— GIVEN INSTRUCTION —
Where a line contains the word "legs", copy that line.

— DATASET EXCERPTS —

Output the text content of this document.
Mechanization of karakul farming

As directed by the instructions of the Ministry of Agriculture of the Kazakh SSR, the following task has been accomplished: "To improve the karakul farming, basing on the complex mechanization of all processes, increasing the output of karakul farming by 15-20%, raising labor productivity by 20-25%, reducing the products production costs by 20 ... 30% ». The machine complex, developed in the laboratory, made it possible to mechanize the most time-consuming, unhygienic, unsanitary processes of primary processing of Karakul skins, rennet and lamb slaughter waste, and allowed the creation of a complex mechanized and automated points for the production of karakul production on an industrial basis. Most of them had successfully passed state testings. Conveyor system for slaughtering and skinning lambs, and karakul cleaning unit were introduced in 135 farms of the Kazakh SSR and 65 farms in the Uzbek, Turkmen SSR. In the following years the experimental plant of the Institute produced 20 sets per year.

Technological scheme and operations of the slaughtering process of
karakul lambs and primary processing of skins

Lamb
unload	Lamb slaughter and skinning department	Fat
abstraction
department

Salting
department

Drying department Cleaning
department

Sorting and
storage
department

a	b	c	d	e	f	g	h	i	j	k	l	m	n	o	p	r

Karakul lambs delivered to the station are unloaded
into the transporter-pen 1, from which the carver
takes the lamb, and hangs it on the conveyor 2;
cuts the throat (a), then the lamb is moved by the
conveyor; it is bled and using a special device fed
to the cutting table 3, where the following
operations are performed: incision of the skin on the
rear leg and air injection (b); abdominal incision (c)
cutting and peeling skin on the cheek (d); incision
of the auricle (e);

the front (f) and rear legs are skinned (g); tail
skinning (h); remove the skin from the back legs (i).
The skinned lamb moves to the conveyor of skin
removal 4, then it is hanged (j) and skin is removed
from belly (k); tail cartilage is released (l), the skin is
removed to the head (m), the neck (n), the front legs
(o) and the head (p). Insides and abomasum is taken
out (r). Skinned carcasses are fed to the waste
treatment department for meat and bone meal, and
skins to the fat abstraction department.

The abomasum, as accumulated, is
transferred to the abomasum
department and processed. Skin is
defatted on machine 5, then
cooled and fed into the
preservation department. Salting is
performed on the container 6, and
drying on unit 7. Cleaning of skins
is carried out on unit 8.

— IN RESPONSE —
the front (f) and rear legs are skinned (g); tail
skinning (h); remove the skin from the back legs (i).
removed to the head (m), the neck (n), the front legs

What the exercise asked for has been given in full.